In the material below, find each line holding the string "text" and copy it.
──────── MATERIAL SUPPLIED ────────
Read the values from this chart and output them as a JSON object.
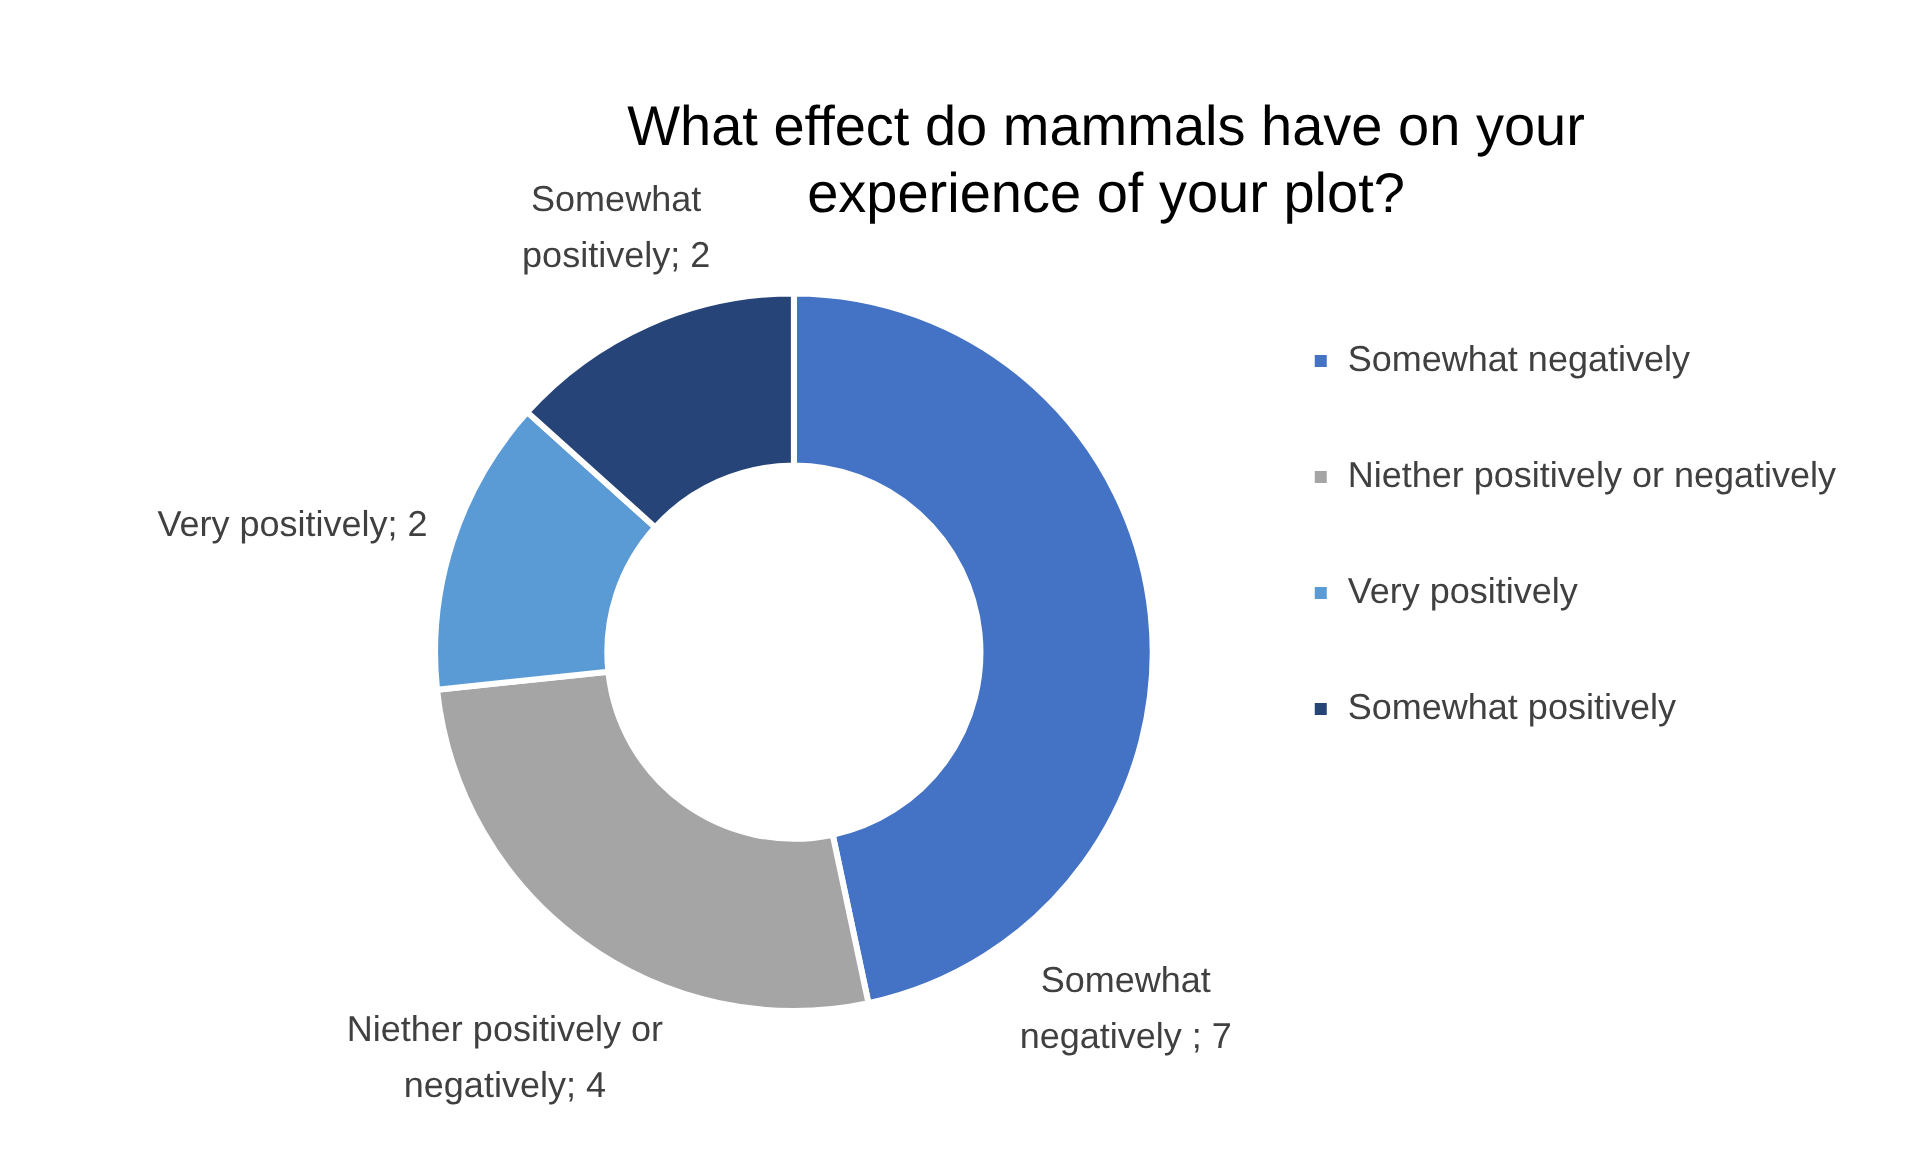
{
  "chart_data": {
    "type": "donut",
    "title": "What effect do mammals have on your experience of your plot?",
    "categories": [
      "Somewhat negatively",
      "Niether positively or negatively",
      "Very positively",
      "Somewhat positively"
    ],
    "values": [
      7,
      4,
      2,
      2
    ],
    "colors": [
      "#4472c4",
      "#a5a5a5",
      "#5b9bd5",
      "#264478"
    ],
    "value_labels": [
      "Somewhat negatively ; 7",
      "Niether positively or negatively; 4",
      "Very positively; 2",
      "Somewhat positively; 2"
    ],
    "legend": "right"
  }
}
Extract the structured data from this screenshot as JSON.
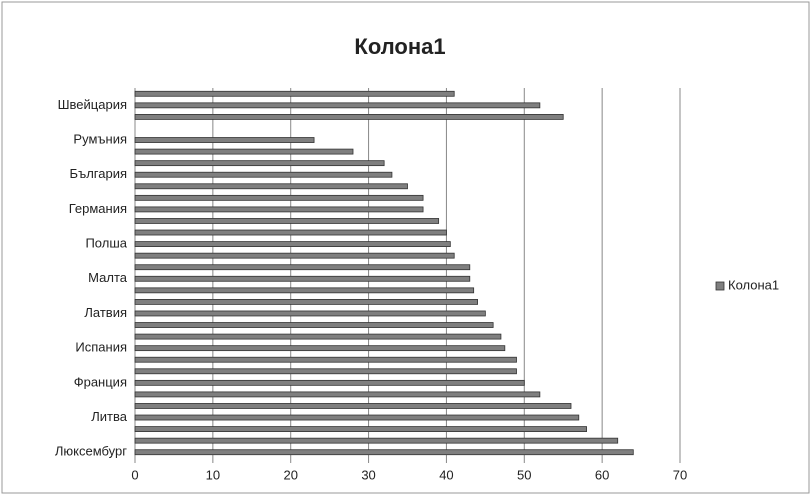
{
  "chart_data": {
    "type": "hbar",
    "title": "Колона1",
    "categories": [
      "Люксембург",
      null,
      null,
      "Литва",
      null,
      null,
      "Франция",
      null,
      null,
      "Испания",
      null,
      null,
      "Латвия",
      null,
      null,
      "Малта",
      null,
      null,
      "Полша",
      null,
      null,
      "Германия",
      null,
      null,
      "България",
      null,
      null,
      "Румъния",
      null,
      null,
      "Швейцария",
      null
    ],
    "series": [
      {
        "name": "Колона1",
        "color": "#7f7f7f",
        "values": [
          64,
          62,
          58,
          57,
          56,
          52,
          50,
          49,
          49,
          47.5,
          47,
          46,
          45,
          44,
          43.5,
          43,
          43,
          41,
          40.5,
          40,
          39,
          37,
          37,
          35,
          33,
          32,
          28,
          23,
          null,
          55,
          52,
          41
        ]
      }
    ],
    "xlim": [
      0,
      70
    ],
    "xticks": [
      0,
      10,
      20,
      30,
      40,
      50,
      60,
      70
    ],
    "grid": true,
    "legend": "right"
  }
}
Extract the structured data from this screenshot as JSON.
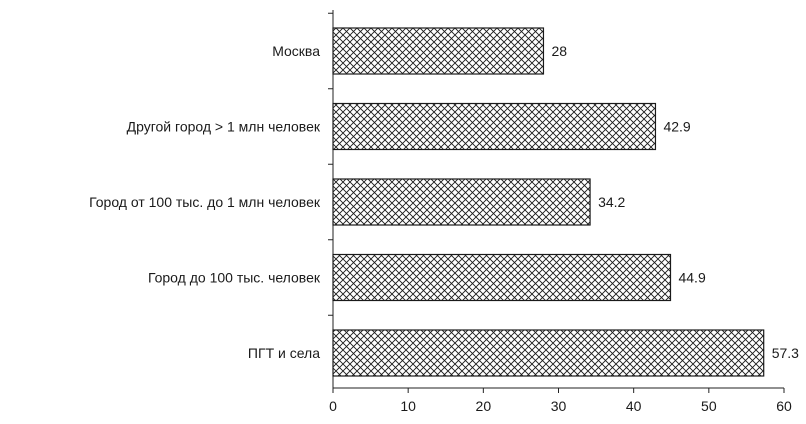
{
  "chart_data": {
    "type": "bar",
    "orientation": "horizontal",
    "categories": [
      "Москва",
      "Другой город > 1 млн человек",
      "Город от 100 тыс. до 1 млн человек",
      "Город до 100 тыс. человек",
      "ПГТ и села"
    ],
    "values": [
      28,
      42.9,
      34.2,
      44.9,
      57.3
    ],
    "value_labels": [
      "28",
      "42.9",
      "34.2",
      "44.9",
      "57.3"
    ],
    "x_ticks": [
      "0",
      "10",
      "20",
      "30",
      "40",
      "50",
      "60"
    ],
    "xlim": [
      0,
      60
    ],
    "title": "",
    "xlabel": "",
    "ylabel": "",
    "grid": false,
    "legend": "none",
    "bar_fill": "crosshatch",
    "colors": {
      "bar_stroke": "#1a1a1a",
      "hatch": "#1a1a1a",
      "background": "#ffffff",
      "text": "#1a1a1a"
    }
  }
}
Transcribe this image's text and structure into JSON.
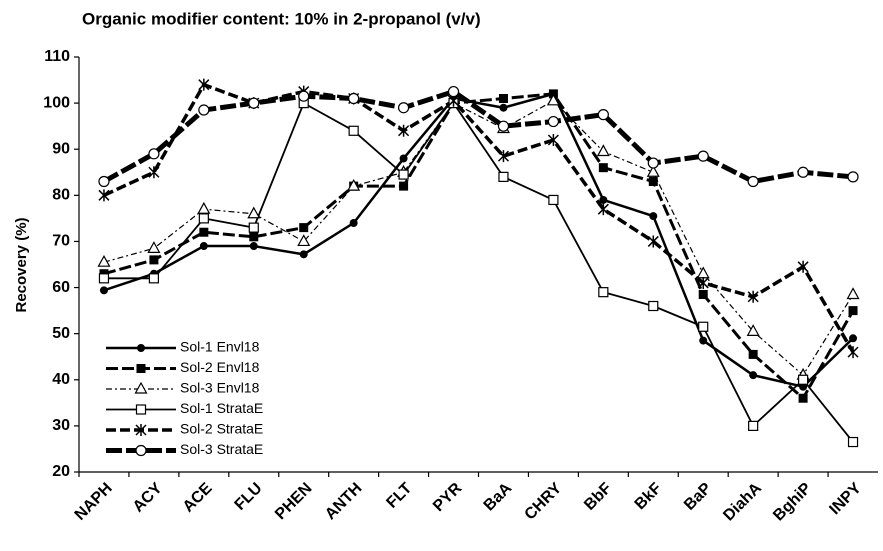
────────
◆ **RESULT OF THE EXERCISE**
      "text": "#1a1a1a"
Transcribe this image's text and structure into JSON.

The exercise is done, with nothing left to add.